EXERCISE
Reproduce the records below in their entirety, character for character.

──────── ENTRIES PROVIDED

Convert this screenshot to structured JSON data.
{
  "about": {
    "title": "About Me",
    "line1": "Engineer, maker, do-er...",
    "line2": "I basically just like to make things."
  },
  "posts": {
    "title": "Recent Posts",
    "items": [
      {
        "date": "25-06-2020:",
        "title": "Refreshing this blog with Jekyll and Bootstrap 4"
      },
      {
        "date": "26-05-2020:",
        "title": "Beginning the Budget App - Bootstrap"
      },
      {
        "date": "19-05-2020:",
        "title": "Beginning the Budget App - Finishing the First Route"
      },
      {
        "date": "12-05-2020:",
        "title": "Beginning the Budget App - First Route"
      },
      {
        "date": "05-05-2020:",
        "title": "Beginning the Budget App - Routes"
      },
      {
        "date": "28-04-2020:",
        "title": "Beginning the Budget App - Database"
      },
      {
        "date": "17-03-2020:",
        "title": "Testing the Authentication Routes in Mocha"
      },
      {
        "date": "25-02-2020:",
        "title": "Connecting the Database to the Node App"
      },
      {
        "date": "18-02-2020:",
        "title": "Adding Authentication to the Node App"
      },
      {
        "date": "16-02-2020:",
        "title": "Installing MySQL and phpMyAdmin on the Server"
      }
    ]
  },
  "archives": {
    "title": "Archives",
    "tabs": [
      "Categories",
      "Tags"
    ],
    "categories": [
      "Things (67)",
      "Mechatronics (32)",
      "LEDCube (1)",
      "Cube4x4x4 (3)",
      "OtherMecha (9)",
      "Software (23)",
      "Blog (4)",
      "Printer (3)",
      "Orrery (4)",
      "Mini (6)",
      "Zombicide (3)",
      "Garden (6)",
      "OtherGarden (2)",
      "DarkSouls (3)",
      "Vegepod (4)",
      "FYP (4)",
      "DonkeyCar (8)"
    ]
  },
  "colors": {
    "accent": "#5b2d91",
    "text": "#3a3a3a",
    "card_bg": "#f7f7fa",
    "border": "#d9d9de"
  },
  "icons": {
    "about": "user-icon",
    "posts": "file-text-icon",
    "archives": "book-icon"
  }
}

────────────────

ANSWER TO THE EXERCISE
Convert this screenshot to structured JSON data.
{
  "about": {
    "title": "About Me",
    "line1": "Engineer, maker, do-er...",
    "line2": "I basically just like to make things."
  },
  "posts": {
    "title": "Recent Posts",
    "items": [
      {
        "date": "25-06-2020:",
        "title": "Refreshing this blog with Jekyll and Bootstrap 4"
      },
      {
        "date": "26-05-2020:",
        "title": "Beginning the Budget App - Bootstrap"
      },
      {
        "date": "19-05-2020:",
        "title": "Beginning the Budget App - Finishing the First Route"
      },
      {
        "date": "12-05-2020:",
        "title": "Beginning the Budget App - First Route"
      },
      {
        "date": "05-05-2020:",
        "title": "Beginning the Budget App - Routes"
      },
      {
        "date": "28-04-2020:",
        "title": "Beginning the Budget App - Database"
      },
      {
        "date": "17-03-2020:",
        "title": "Testing the Authentication Routes in Mocha"
      },
      {
        "date": "25-02-2020:",
        "title": "Connecting the Database to the Node App"
      },
      {
        "date": "18-02-2020:",
        "title": "Adding Authentication to the Node App"
      },
      {
        "date": "16-02-2020:",
        "title": "Installing MySQL and phpMyAdmin on the Server"
      }
    ]
  },
  "archives": {
    "title": "Archives",
    "tabs": [
      "Categories",
      "Tags"
    ],
    "categories": [
      "Things (67)",
      "Mechatronics (32)",
      "LEDCube (1)",
      "Cube4x4x4 (3)",
      "OtherMecha (9)",
      "Software (23)",
      "Blog (4)",
      "Printer (3)",
      "Orrery (4)",
      "Mini (6)",
      "Zombicide (3)",
      "Garden (6)",
      "OtherGarden (2)",
      "DarkSouls (3)",
      "Vegepod (4)",
      "FYP (4)",
      "DonkeyCar (8)"
    ]
  },
  "colors": {
    "accent": "#5b2d91",
    "text": "#3a3a3a",
    "card_bg": "#f7f7fa",
    "border": "#d9d9de"
  },
  "icons": {
    "about": "user-icon",
    "posts": "file-text-icon",
    "archives": "book-icon"
  }
}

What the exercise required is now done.